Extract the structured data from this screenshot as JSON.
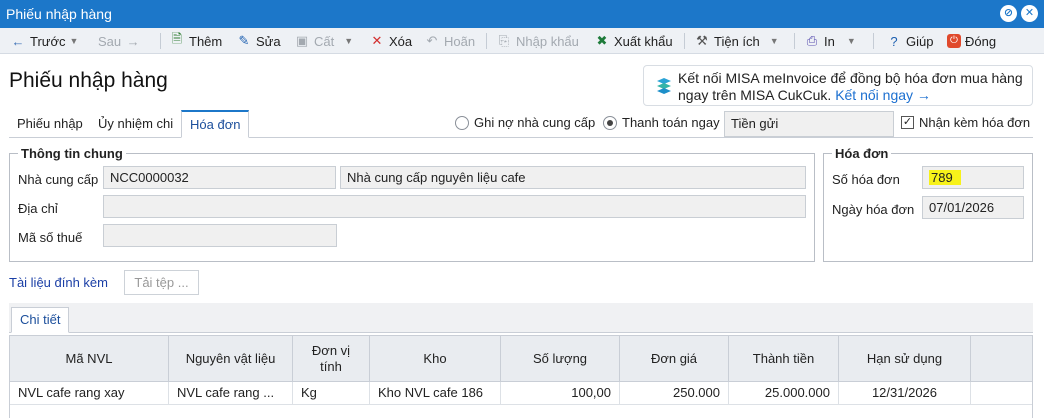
{
  "window": {
    "title": "Phiếu nhập hàng"
  },
  "toolbar": {
    "prev": "Trước",
    "next": "Sau",
    "add": "Thêm",
    "edit": "Sửa",
    "save": "Cất",
    "delete": "Xóa",
    "undo": "Hoãn",
    "import": "Nhập khẩu",
    "export": "Xuất khẩu",
    "utilities": "Tiện ích",
    "print": "In",
    "help": "Giúp",
    "close": "Đóng"
  },
  "page_title": "Phiếu nhập hàng",
  "banner": {
    "line1": "Kết nối MISA meInvoice để đồng bộ hóa đơn mua hàng",
    "line2": "ngay trên MISA CukCuk.",
    "link": "Kết nối ngay →"
  },
  "tabs": [
    "Phiếu nhập",
    "Ủy nhiệm chi",
    "Hóa đơn"
  ],
  "payment": {
    "option1": "Ghi nợ nhà cung cấp",
    "option2": "Thanh toán ngay",
    "method": "Tiền gửi",
    "receive_invoice": "Nhận kèm hóa đơn"
  },
  "general": {
    "title": "Thông tin chung",
    "supplier_label": "Nhà cung cấp",
    "supplier_code": "NCC0000032",
    "supplier_name": "Nhà cung cấp nguyên liệu cafe",
    "address_label": "Địa chỉ",
    "address": "",
    "tax_label": "Mã số thuế",
    "tax_code": ""
  },
  "invoice": {
    "title": "Hóa đơn",
    "number_label": "Số hóa đơn",
    "number": "789",
    "date_label": "Ngày hóa đơn",
    "date": "07/01/2026"
  },
  "attachments": {
    "label": "Tài liệu đính kèm",
    "upload": "Tải tệp ..."
  },
  "detail_tab": "Chi tiết",
  "table": {
    "headers": [
      "Mã NVL",
      "Nguyên vật liệu",
      "Đơn vị tính",
      "Kho",
      "Số lượng",
      "Đơn giá",
      "Thành tiền",
      "Hạn sử dụng"
    ],
    "rows": [
      [
        "NVL cafe rang xay",
        "NVL cafe rang ...",
        "Kg",
        "Kho NVL cafe 186",
        "100,00",
        "250.000",
        "25.000.000",
        "12/31/2026"
      ]
    ]
  },
  "colors": {
    "titlebar": "#1c77c9",
    "highlight": "#f7f21a",
    "link": "#1b6fd0"
  }
}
--*--
Above are records with pictures; repeat the records exactly and leave the pictures out.

Solution to the problem:
Extract the structured data from this screenshot as JSON.
{
  "window": {
    "title": "Phiếu nhập hàng"
  },
  "toolbar": {
    "prev": "Trước",
    "next": "Sau",
    "add": "Thêm",
    "edit": "Sửa",
    "save": "Cất",
    "delete": "Xóa",
    "undo": "Hoãn",
    "import": "Nhập khẩu",
    "export": "Xuất khẩu",
    "utilities": "Tiện ích",
    "print": "In",
    "help": "Giúp",
    "close": "Đóng"
  },
  "page_title": "Phiếu nhập hàng",
  "banner": {
    "line1": "Kết nối MISA meInvoice để đồng bộ hóa đơn mua hàng",
    "line2": "ngay trên MISA CukCuk.",
    "link": "Kết nối ngay →"
  },
  "tabs": [
    "Phiếu nhập",
    "Ủy nhiệm chi",
    "Hóa đơn"
  ],
  "payment": {
    "option1": "Ghi nợ nhà cung cấp",
    "option2": "Thanh toán ngay",
    "method": "Tiền gửi",
    "receive_invoice": "Nhận kèm hóa đơn"
  },
  "general": {
    "title": "Thông tin chung",
    "supplier_label": "Nhà cung cấp",
    "supplier_code": "NCC0000032",
    "supplier_name": "Nhà cung cấp nguyên liệu cafe",
    "address_label": "Địa chỉ",
    "address": "",
    "tax_label": "Mã số thuế",
    "tax_code": ""
  },
  "invoice": {
    "title": "Hóa đơn",
    "number_label": "Số hóa đơn",
    "number": "789",
    "date_label": "Ngày hóa đơn",
    "date": "07/01/2026"
  },
  "attachments": {
    "label": "Tài liệu đính kèm",
    "upload": "Tải tệp ..."
  },
  "detail_tab": "Chi tiết",
  "table": {
    "headers": [
      "Mã NVL",
      "Nguyên vật liệu",
      "Đơn vị tính",
      "Kho",
      "Số lượng",
      "Đơn giá",
      "Thành tiền",
      "Hạn sử dụng"
    ],
    "rows": [
      [
        "NVL cafe rang xay",
        "NVL cafe rang ...",
        "Kg",
        "Kho NVL cafe 186",
        "100,00",
        "250.000",
        "25.000.000",
        "12/31/2026"
      ]
    ]
  },
  "colors": {
    "titlebar": "#1c77c9",
    "highlight": "#f7f21a",
    "link": "#1b6fd0"
  }
}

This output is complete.